### Extracted information
+--

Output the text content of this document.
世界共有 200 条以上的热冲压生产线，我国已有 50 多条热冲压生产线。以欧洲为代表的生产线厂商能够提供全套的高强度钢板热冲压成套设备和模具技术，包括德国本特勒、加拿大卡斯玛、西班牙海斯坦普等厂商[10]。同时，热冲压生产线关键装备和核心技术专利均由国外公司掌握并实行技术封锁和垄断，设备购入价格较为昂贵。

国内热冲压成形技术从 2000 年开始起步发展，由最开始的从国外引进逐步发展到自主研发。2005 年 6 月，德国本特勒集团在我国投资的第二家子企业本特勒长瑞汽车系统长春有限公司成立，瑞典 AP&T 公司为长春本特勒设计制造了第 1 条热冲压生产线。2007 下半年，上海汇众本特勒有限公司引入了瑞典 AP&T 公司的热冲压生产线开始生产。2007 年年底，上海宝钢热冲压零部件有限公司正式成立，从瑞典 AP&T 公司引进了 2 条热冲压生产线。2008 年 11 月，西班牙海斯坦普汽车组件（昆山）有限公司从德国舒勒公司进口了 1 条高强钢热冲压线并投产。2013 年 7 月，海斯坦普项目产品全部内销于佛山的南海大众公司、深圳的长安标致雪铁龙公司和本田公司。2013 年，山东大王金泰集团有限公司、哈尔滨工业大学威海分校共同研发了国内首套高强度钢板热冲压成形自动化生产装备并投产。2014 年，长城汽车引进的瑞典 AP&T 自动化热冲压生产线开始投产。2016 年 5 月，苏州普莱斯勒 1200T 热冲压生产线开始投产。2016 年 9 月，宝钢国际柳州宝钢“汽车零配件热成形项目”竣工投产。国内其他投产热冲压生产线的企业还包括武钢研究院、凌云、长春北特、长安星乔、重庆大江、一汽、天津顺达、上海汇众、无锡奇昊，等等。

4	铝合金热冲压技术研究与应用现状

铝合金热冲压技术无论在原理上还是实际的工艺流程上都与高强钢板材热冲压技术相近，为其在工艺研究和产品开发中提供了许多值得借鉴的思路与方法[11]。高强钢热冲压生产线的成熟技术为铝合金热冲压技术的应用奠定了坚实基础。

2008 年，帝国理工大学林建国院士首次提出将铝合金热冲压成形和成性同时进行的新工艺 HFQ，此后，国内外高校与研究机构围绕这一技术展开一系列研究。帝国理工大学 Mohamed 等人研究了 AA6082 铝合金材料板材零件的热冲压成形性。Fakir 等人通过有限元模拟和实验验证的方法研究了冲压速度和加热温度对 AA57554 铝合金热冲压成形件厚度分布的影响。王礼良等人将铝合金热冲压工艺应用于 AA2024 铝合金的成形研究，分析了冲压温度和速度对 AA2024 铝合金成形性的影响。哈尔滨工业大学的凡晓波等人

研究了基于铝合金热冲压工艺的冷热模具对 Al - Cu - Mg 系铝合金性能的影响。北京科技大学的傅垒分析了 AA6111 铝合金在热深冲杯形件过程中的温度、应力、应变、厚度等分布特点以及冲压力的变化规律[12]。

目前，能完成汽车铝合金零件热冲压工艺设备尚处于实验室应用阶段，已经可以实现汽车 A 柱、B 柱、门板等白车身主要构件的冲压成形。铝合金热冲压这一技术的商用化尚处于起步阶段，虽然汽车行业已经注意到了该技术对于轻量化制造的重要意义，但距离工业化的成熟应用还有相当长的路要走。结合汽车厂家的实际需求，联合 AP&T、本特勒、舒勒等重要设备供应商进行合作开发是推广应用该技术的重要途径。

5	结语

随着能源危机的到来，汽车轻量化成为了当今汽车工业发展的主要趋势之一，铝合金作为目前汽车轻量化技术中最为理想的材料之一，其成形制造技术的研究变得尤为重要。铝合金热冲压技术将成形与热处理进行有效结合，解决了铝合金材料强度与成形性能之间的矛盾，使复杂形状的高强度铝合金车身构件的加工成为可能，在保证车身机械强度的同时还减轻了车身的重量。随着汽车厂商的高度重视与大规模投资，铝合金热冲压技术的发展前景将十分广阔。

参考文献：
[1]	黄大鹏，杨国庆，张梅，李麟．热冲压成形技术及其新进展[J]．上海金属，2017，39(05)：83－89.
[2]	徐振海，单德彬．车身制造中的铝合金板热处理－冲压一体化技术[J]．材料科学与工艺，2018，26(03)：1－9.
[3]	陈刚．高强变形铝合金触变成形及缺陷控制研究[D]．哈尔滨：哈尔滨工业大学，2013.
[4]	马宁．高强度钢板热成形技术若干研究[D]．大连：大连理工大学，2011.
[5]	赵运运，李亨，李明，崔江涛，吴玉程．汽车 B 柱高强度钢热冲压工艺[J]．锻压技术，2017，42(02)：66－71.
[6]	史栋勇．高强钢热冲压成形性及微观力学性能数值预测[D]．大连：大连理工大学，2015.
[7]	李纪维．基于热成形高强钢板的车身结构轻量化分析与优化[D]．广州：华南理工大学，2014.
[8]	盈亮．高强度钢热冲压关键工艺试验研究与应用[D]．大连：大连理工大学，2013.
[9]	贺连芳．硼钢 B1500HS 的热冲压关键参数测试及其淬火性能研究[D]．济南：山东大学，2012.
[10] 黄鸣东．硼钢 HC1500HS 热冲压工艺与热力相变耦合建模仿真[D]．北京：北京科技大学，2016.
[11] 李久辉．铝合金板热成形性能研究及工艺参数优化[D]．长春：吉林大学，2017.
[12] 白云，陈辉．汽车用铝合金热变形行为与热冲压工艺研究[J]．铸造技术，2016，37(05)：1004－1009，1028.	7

+--

### Exercise objective
Tally how many lines of the records hold the word "大连理工大学". Answer with the number only.

### Task response
3